#### Problem
Select all lines with the string "Number" in them, and copy those lines.

#### Provided records
#####
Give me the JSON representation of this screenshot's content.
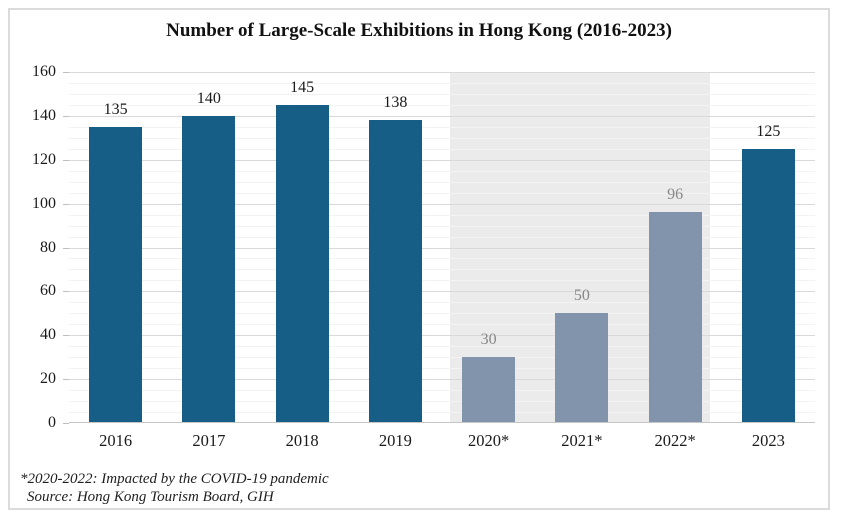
{
  "figure": {
    "title": "Number of Large-Scale Exhibitions in Hong Kong (2016-2023)"
  },
  "footnotes": [
    "*2020-2022: Impacted by the COVID-19 pandemic",
    "Source: Hong Kong Tourism Board, GIH"
  ],
  "chart_data": {
    "type": "bar",
    "title": "Number of Large-Scale Exhibitions in Hong Kong (2016-2023)",
    "categories": [
      "2016",
      "2017",
      "2018",
      "2019",
      "2020*",
      "2021*",
      "2022*",
      "2023"
    ],
    "values": [
      135,
      140,
      145,
      138,
      30,
      50,
      96,
      125
    ],
    "xlabel": "",
    "ylabel": "",
    "ylim": [
      0,
      160
    ],
    "y_tick_step": 20,
    "y_minor_step": 5,
    "y_tick_labels": [
      "0",
      "20",
      "40",
      "60",
      "80",
      "100",
      "120",
      "140",
      "160"
    ],
    "grid": "horizontal major and minor gridlines",
    "legend": "none",
    "data_labels_shown": true,
    "series_styles": {
      "normal": {
        "bar_color": "#165E85",
        "label_color": "#1a1a1a",
        "applies_to": [
          "2016",
          "2017",
          "2018",
          "2019",
          "2023"
        ]
      },
      "covid": {
        "bar_color": "#8294AB",
        "label_color": "#878787",
        "applies_to": [
          "2020*",
          "2021*",
          "2022*"
        ]
      }
    },
    "highlight_band": {
      "from_category": "2020*",
      "to_category": "2022*",
      "color": "#EBEBEB",
      "meaning": "COVID-19 impacted years"
    },
    "colors": {
      "major_grid": "#D9D9D9",
      "minor_grid": "#F3F3F3",
      "axis_line": "#C6C6C6",
      "tick": "#BFBFBF",
      "figure_border": "#DBDBDB"
    }
  }
}
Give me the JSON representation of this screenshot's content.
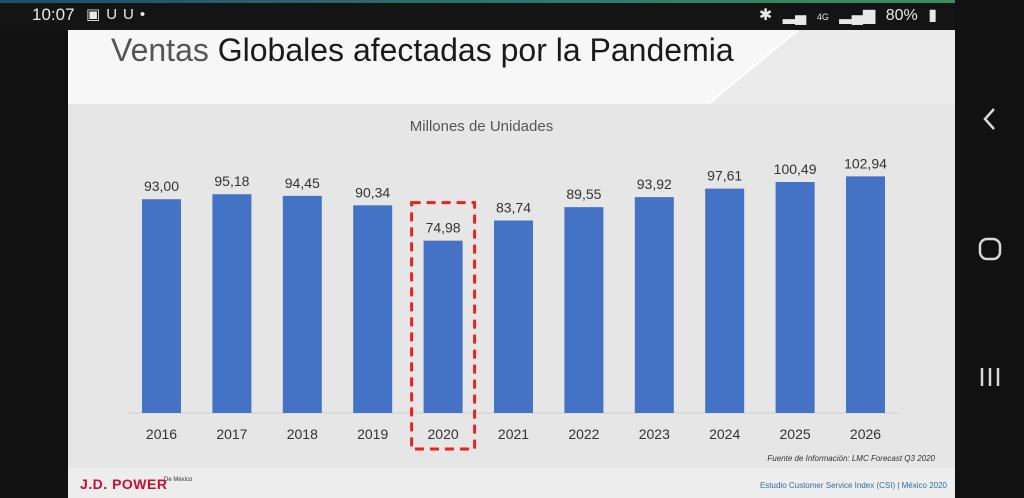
{
  "status_bar": {
    "time": "10:07",
    "battery": "80%",
    "network": "4G"
  },
  "slide": {
    "title_light": "Ventas",
    "title_main": "Globales afectadas por la Pandemia",
    "source": "Fuente de Información: LMC Forecast Q3 2020",
    "footer_brand": "J.D. POWER",
    "footer_brand_sub": "De México",
    "footer_right": "Estudio Customer Service Index (CSI) | México 2020"
  },
  "chart_data": {
    "type": "bar",
    "title": "Millones de Unidades",
    "categories": [
      "2016",
      "2017",
      "2018",
      "2019",
      "2020",
      "2021",
      "2022",
      "2023",
      "2024",
      "2025",
      "2026"
    ],
    "values": [
      93.0,
      95.18,
      94.45,
      90.34,
      74.98,
      83.74,
      89.55,
      93.92,
      97.61,
      100.49,
      102.94
    ],
    "value_labels": [
      "93,00",
      "95,18",
      "94,45",
      "90,34",
      "74,98",
      "83,74",
      "89,55",
      "93,92",
      "97,61",
      "100,49",
      "102,94"
    ],
    "highlight_category": "2020",
    "bar_color": "#4472c4",
    "highlight_color": "#e8231c",
    "ylim": [
      0,
      110
    ],
    "grid": false,
    "legend": "none"
  }
}
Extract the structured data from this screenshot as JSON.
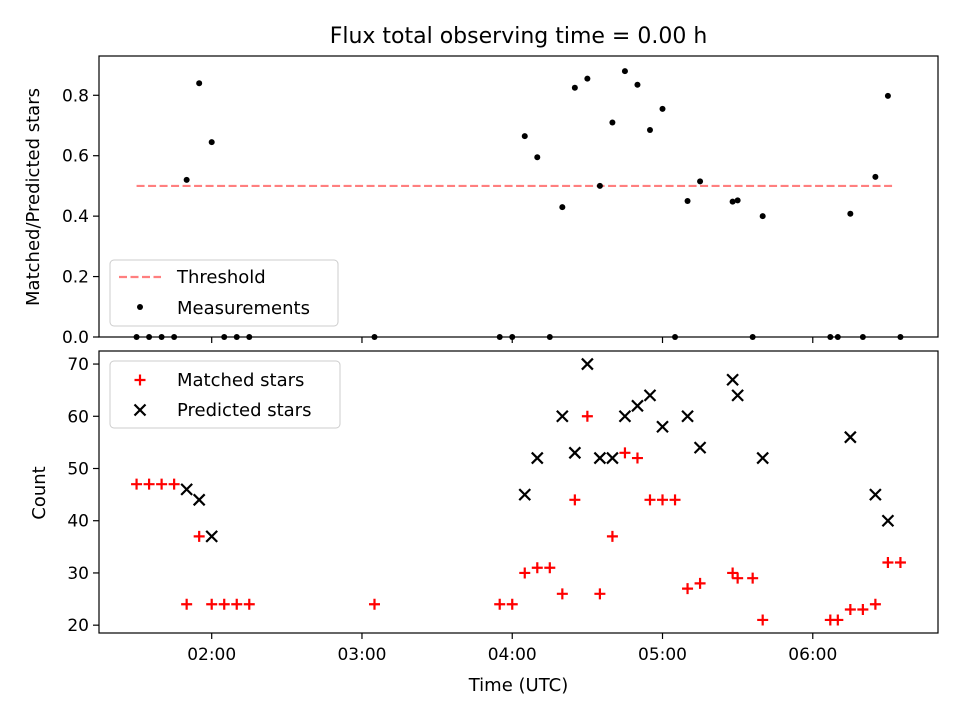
{
  "chart_data": [
    {
      "type": "scatter",
      "title": "Flux total observing time = 0.00 h",
      "xlabel": "",
      "ylabel": "Matched/Predicted stars",
      "xlim": [
        "01:15",
        "06:50"
      ],
      "ylim": [
        0,
        0.93
      ],
      "yticks": [
        "0.0",
        "0.2",
        "0.4",
        "0.6",
        "0.8"
      ],
      "legend": {
        "placement": "lower-left",
        "entries": [
          "Threshold",
          "Measurements"
        ]
      },
      "threshold": {
        "name": "Threshold",
        "value": 0.5,
        "x_start": "01:30",
        "x_end": "06:33",
        "color": "#ff7f7f",
        "style": "dashed"
      },
      "series": [
        {
          "name": "Measurements",
          "color": "#000000",
          "marker": "dot",
          "points": [
            [
              "01:30",
              0.0
            ],
            [
              "01:35",
              0.0
            ],
            [
              "01:40",
              0.0
            ],
            [
              "01:45",
              0.0
            ],
            [
              "01:50",
              0.52
            ],
            [
              "01:55",
              0.84
            ],
            [
              "02:00",
              0.645
            ],
            [
              "02:05",
              0.0
            ],
            [
              "02:10",
              0.0
            ],
            [
              "02:15",
              0.0
            ],
            [
              "03:05",
              0.0
            ],
            [
              "03:55",
              0.0
            ],
            [
              "04:00",
              0.0
            ],
            [
              "04:05",
              0.665
            ],
            [
              "04:10",
              0.595
            ],
            [
              "04:15",
              0.0
            ],
            [
              "04:20",
              0.43
            ],
            [
              "04:25",
              0.825
            ],
            [
              "04:30",
              0.855
            ],
            [
              "04:35",
              0.5
            ],
            [
              "04:40",
              0.71
            ],
            [
              "04:45",
              0.88
            ],
            [
              "04:50",
              0.835
            ],
            [
              "04:55",
              0.685
            ],
            [
              "05:00",
              0.755
            ],
            [
              "05:05",
              0.0
            ],
            [
              "05:10",
              0.45
            ],
            [
              "05:15",
              0.515
            ],
            [
              "05:28",
              0.448
            ],
            [
              "05:30",
              0.452
            ],
            [
              "05:36",
              0.0
            ],
            [
              "05:40",
              0.4
            ],
            [
              "06:07",
              0.0
            ],
            [
              "06:10",
              0.0
            ],
            [
              "06:15",
              0.408
            ],
            [
              "06:20",
              0.0
            ],
            [
              "06:25",
              0.53
            ],
            [
              "06:30",
              0.798
            ],
            [
              "06:35",
              0.0
            ]
          ]
        }
      ]
    },
    {
      "type": "scatter",
      "title": "",
      "xlabel": "Time (UTC)",
      "ylabel": "Count",
      "xlim": [
        "01:15",
        "06:50"
      ],
      "ylim": [
        18.5,
        72.5
      ],
      "xticks": [
        "02:00",
        "03:00",
        "04:00",
        "05:00",
        "06:00"
      ],
      "yticks": [
        "20",
        "30",
        "40",
        "50",
        "60",
        "70"
      ],
      "legend": {
        "placement": "upper-left",
        "entries": [
          "Matched stars",
          "Predicted stars"
        ]
      },
      "series": [
        {
          "name": "Matched stars",
          "color": "#ff0000",
          "marker": "plus",
          "points": [
            [
              "01:30",
              47
            ],
            [
              "01:35",
              47
            ],
            [
              "01:40",
              47
            ],
            [
              "01:45",
              47
            ],
            [
              "01:50",
              24
            ],
            [
              "01:55",
              37
            ],
            [
              "02:00",
              24
            ],
            [
              "02:05",
              24
            ],
            [
              "02:10",
              24
            ],
            [
              "02:15",
              24
            ],
            [
              "03:05",
              24
            ],
            [
              "03:55",
              24
            ],
            [
              "04:00",
              24
            ],
            [
              "04:05",
              30
            ],
            [
              "04:10",
              31
            ],
            [
              "04:15",
              31
            ],
            [
              "04:20",
              26
            ],
            [
              "04:25",
              44
            ],
            [
              "04:30",
              60
            ],
            [
              "04:35",
              26
            ],
            [
              "04:40",
              37
            ],
            [
              "04:45",
              53
            ],
            [
              "04:50",
              52
            ],
            [
              "04:55",
              44
            ],
            [
              "05:00",
              44
            ],
            [
              "05:05",
              44
            ],
            [
              "05:10",
              27
            ],
            [
              "05:15",
              28
            ],
            [
              "05:28",
              30
            ],
            [
              "05:30",
              29
            ],
            [
              "05:36",
              29
            ],
            [
              "05:40",
              21
            ],
            [
              "06:07",
              21
            ],
            [
              "06:10",
              21
            ],
            [
              "06:15",
              23
            ],
            [
              "06:20",
              23
            ],
            [
              "06:25",
              24
            ],
            [
              "06:30",
              32
            ],
            [
              "06:35",
              32
            ]
          ]
        },
        {
          "name": "Predicted stars",
          "color": "#000000",
          "marker": "x",
          "points": [
            [
              "01:50",
              46
            ],
            [
              "01:55",
              44
            ],
            [
              "02:00",
              37
            ],
            [
              "04:05",
              45
            ],
            [
              "04:10",
              52
            ],
            [
              "04:20",
              60
            ],
            [
              "04:25",
              53
            ],
            [
              "04:30",
              70
            ],
            [
              "04:35",
              52
            ],
            [
              "04:40",
              52
            ],
            [
              "04:45",
              60
            ],
            [
              "04:50",
              62
            ],
            [
              "04:55",
              64
            ],
            [
              "05:00",
              58
            ],
            [
              "05:10",
              60
            ],
            [
              "05:15",
              54
            ],
            [
              "05:28",
              67
            ],
            [
              "05:30",
              64
            ],
            [
              "05:40",
              52
            ],
            [
              "06:15",
              56
            ],
            [
              "06:25",
              45
            ],
            [
              "06:30",
              40
            ]
          ]
        }
      ]
    }
  ]
}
#####
#### Final result
    "title": "Number of Large-Scale Exhibitions in Hong Kong (2016-2023)"
    "title": "Number of Large-Scale Exhibitions in Hong Kong (2016-2023)",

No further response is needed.